* _Aim of the task_
Spot each line in the records below where the word "výkonu" occurs, then copy it.

Items listed in a dataset:

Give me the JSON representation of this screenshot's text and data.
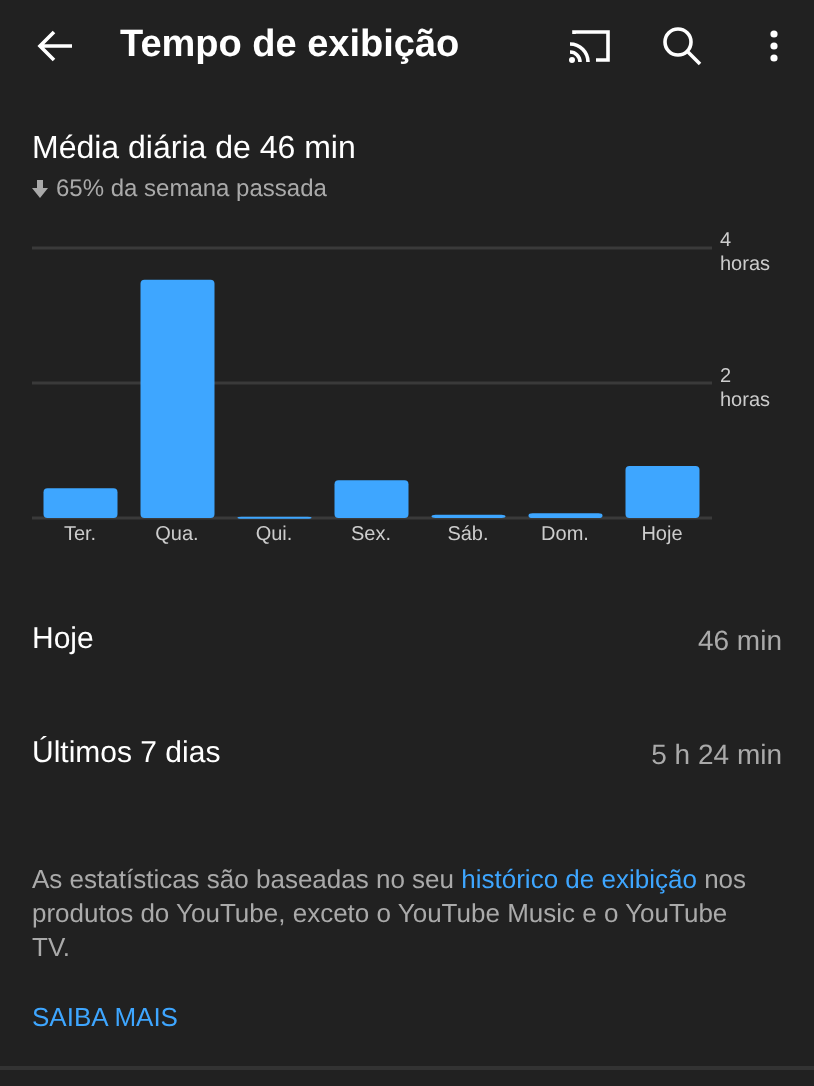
{
  "header": {
    "title": "Tempo de exibição"
  },
  "summary": {
    "title": "Média diária de 46 min",
    "trend": "65% da semana passada"
  },
  "chart_data": {
    "type": "bar",
    "categories": [
      "Ter.",
      "Qua.",
      "Qui.",
      "Sex.",
      "Sáb.",
      "Dom.",
      "Hoje"
    ],
    "series": [
      {
        "color": "#3ea6ff",
        "values": [
          0.44,
          3.53,
          0.02,
          0.56,
          0.05,
          0.07,
          0.77
        ]
      }
    ],
    "ylim": [
      0,
      4
    ],
    "yticks": [
      {
        "value": 2,
        "label": "2 horas"
      },
      {
        "value": 4,
        "label": "4 horas"
      }
    ]
  },
  "stats": [
    {
      "label": "Hoje",
      "value": "46 min"
    },
    {
      "label": "Últimos 7 dias",
      "value": "5 h 24 min"
    }
  ],
  "note": {
    "text": "As estatísticas são baseadas no seu",
    "link": "histórico de exibição",
    "rest": "nos produtos do YouTube, exceto o YouTube Music e o YouTube TV."
  },
  "learn_more": "SAIBA MAIS"
}
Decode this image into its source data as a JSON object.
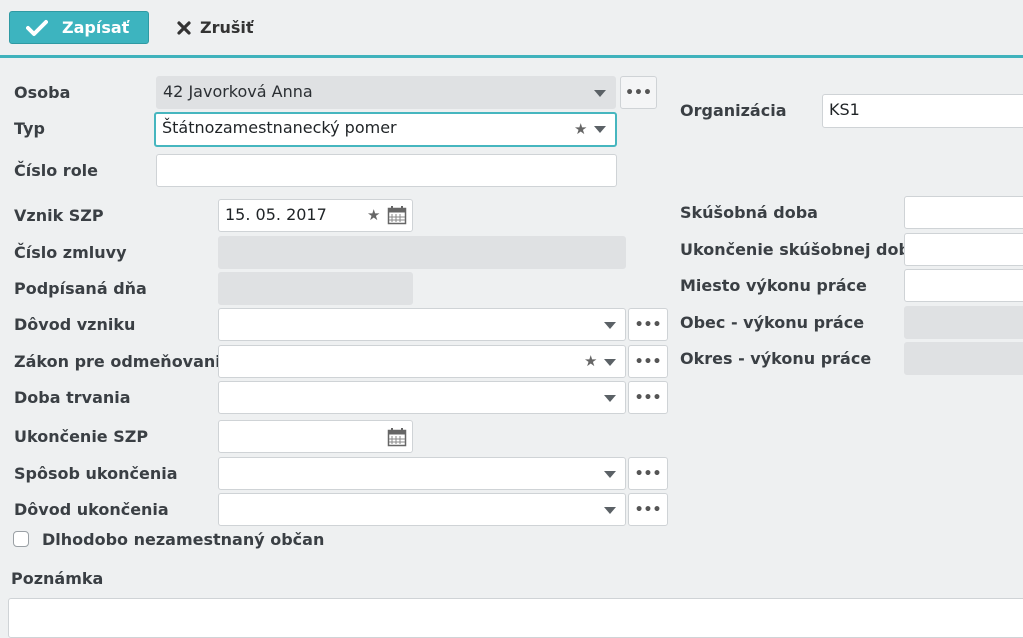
{
  "toolbar": {
    "save_label": "Zapísať",
    "cancel_label": "Zrušiť"
  },
  "form": {
    "osoba": {
      "label": "Osoba",
      "value": "42 Javorková Anna"
    },
    "typ": {
      "label": "Typ",
      "value": "Štátnozamestnanecký pomer"
    },
    "cislo_role": {
      "label": "Číslo role",
      "value": ""
    },
    "vznik_szp": {
      "label": "Vznik SZP",
      "value": "15. 05. 2017"
    },
    "cislo_zmluvy": {
      "label": "Číslo zmluvy",
      "value": ""
    },
    "podpisana_dna": {
      "label": "Podpísaná dňa",
      "value": ""
    },
    "dovod_vzniku": {
      "label": "Dôvod vzniku",
      "value": ""
    },
    "zakon": {
      "label": "Zákon pre odmeňovanie",
      "value": ""
    },
    "doba_trvania": {
      "label": "Doba trvania",
      "value": ""
    },
    "ukoncenie_szp": {
      "label": "Ukončenie SZP",
      "value": ""
    },
    "sposob_ukoncenia": {
      "label": "Spôsob ukončenia",
      "value": ""
    },
    "dovod_ukoncenia": {
      "label": "Dôvod ukončenia",
      "value": ""
    },
    "dlhodobo": {
      "label": "Dlhodobo nezamestnaný občan",
      "checked": false
    },
    "poznamka": {
      "label": "Poznámka",
      "value": ""
    },
    "organizacia": {
      "label": "Organizácia",
      "value": "KS1"
    },
    "skusobna_doba": {
      "label": "Skúšobná doba",
      "value": ""
    },
    "ukoncenie_skusobnej": {
      "label": "Ukončenie skúšobnej doby",
      "value": ""
    },
    "miesto_vykonu": {
      "label": "Miesto výkonu práce",
      "value": ""
    },
    "obec_vykonu": {
      "label": "Obec - výkonu práce",
      "value": ""
    },
    "okres_vykonu": {
      "label": "Okres - výkonu práce",
      "value": ""
    }
  },
  "colors": {
    "accent": "#3db4bf",
    "disabled": "#dfe1e3",
    "background": "#eef0f1"
  },
  "icons": {
    "more": "ellipsis-icon",
    "dropdown": "chevron-down-icon",
    "favorite": "star-icon",
    "calendar": "calendar-icon"
  }
}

* _Response to this exercise_
      "label": "Miesto výkonu práce",
      "label": "Obec - výkonu práce",
      "label": "Okres - výkonu práce",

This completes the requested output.